**Records**.

»»

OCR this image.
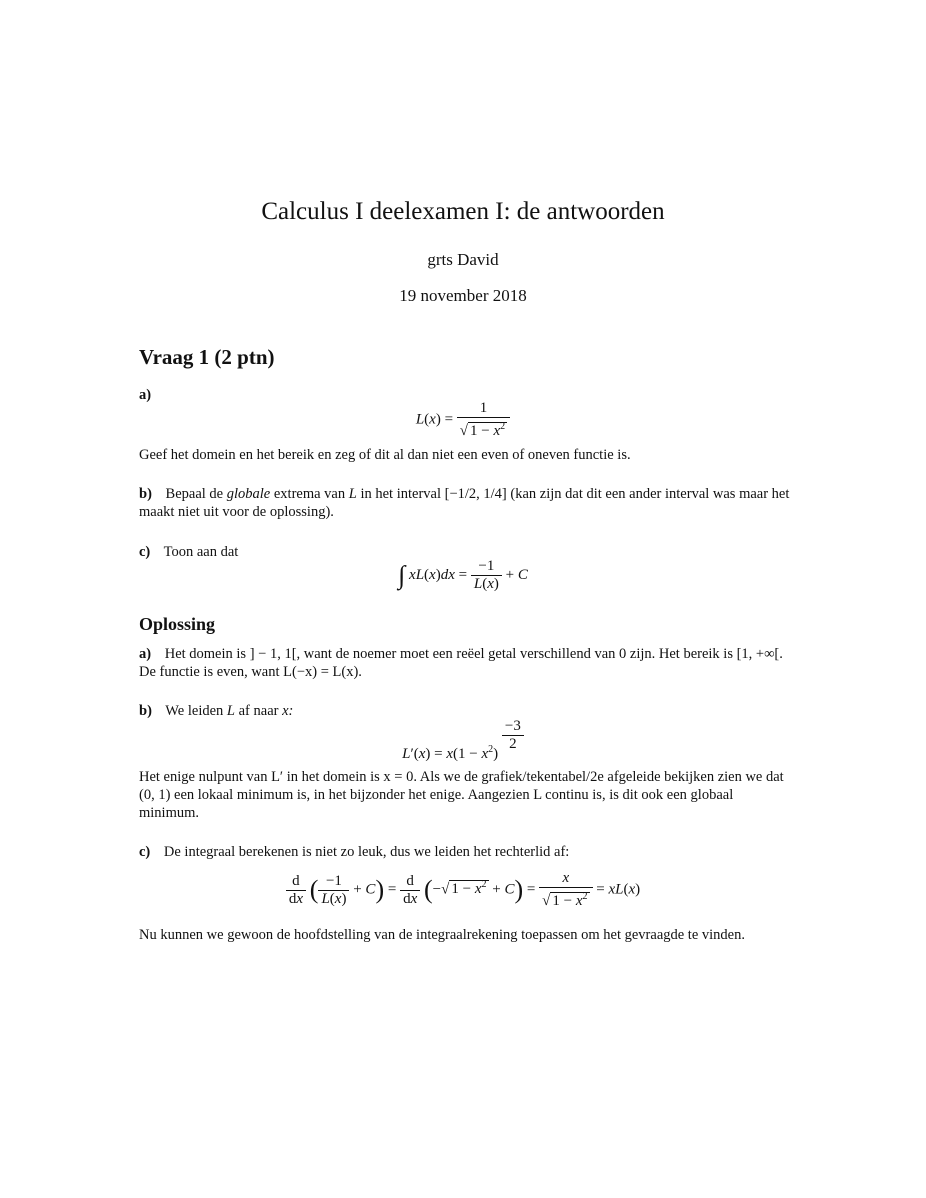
Calculus I deelexamen I: de antwoorden
grts David
19 november 2018
Vraag 1 (2 ptn)
a)
$L(x) = \frac{1}{√ 1 - x^2}$
Geef het domein en het bereik en zeg of dit al dan niet een even of oneven functie is.
b) Bepaal de globale extrema van L in het interval [−1/2, 1/4] (kan zijn dat dit een ander interval was maar het maakt niet uit voor de oplossing).
c) Toon aan dat
∫ $xL(x)dx = \frac{-1}{L(x)} + C$
Oplossing
a) Het domein is ] − 1, 1[, want de noemer moet een reëel getal verschillend van 0 zijn. Het bereik is [1, +∞[. De functie is even, want L(−x) = L(x).
b) We leiden L af naar x:
$L'(x) = x(1 - x^2)$
$\frac{-3}{2}$
Het enige nulpunt van L′ in het domein is x = 0. Als we de grafiek/tekentabel/2e afgeleide bekijken zien we dat (0, 1) een lokaal minimum is, in het bijzonder het enige. Aangezien L continu is, is dit ook een globaal minimum.
c) De integraal berekenen is niet zo leuk, dus we leiden het rechterlid af:
$\frac{d}{dx}$ ( $\frac{-1}{L(x)} + C) = \frac{d}{dx}$ (−√ $1 - x^2 + C) = \frac{x}{√ 1 - x^2} = xL(x)$
Nu kunnen we gewoon de hoofdstelling van de integraalrekening toepassen om het gevraagde te vinden.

««

**Given exercise**.
Quote the records in their entirety, keeping the wording exact and excluding pictures.

**Written reply**.
OCR this image.
Calculus I deelexamen I: de antwoorden
grts David
19 november 2018
Vraag 1 (2 ptn)
a)
$L(x) = \frac{1}{√ 1 - x^2}$
Geef het domein en het bereik en zeg of dit al dan niet een even of oneven functie is.
b) Bepaal de globale extrema van L in het interval [−1/2, 1/4] (kan zijn dat dit een ander interval was maar het maakt niet uit voor de oplossing).
c) Toon aan dat
∫ $xL(x)dx = \frac{-1}{L(x)} + C$
Oplossing
a) Het domein is ] − 1, 1[, want de noemer moet een reëel getal verschillend van 0 zijn. Het bereik is [1, +∞[. De functie is even, want L(−x) = L(x).
b) We leiden L af naar x:
$L'(x) = x(1 - x^2)$
$\frac{-3}{2}$
Het enige nulpunt van L′ in het domein is x = 0. Als we de grafiek/tekentabel/2e afgeleide bekijken zien we dat (0, 1) een lokaal minimum is, in het bijzonder het enige. Aangezien L continu is, is dit ook een globaal minimum.
c) De integraal berekenen is niet zo leuk, dus we leiden het rechterlid af:
$\frac{d}{dx}$ ( $\frac{-1}{L(x)} + C) = \frac{d}{dx}$ (−√ $1 - x^2 + C) = \frac{x}{√ 1 - x^2} = xL(x)$
Nu kunnen we gewoon de hoofdstelling van de integraalrekening toepassen om het gevraagde te vinden.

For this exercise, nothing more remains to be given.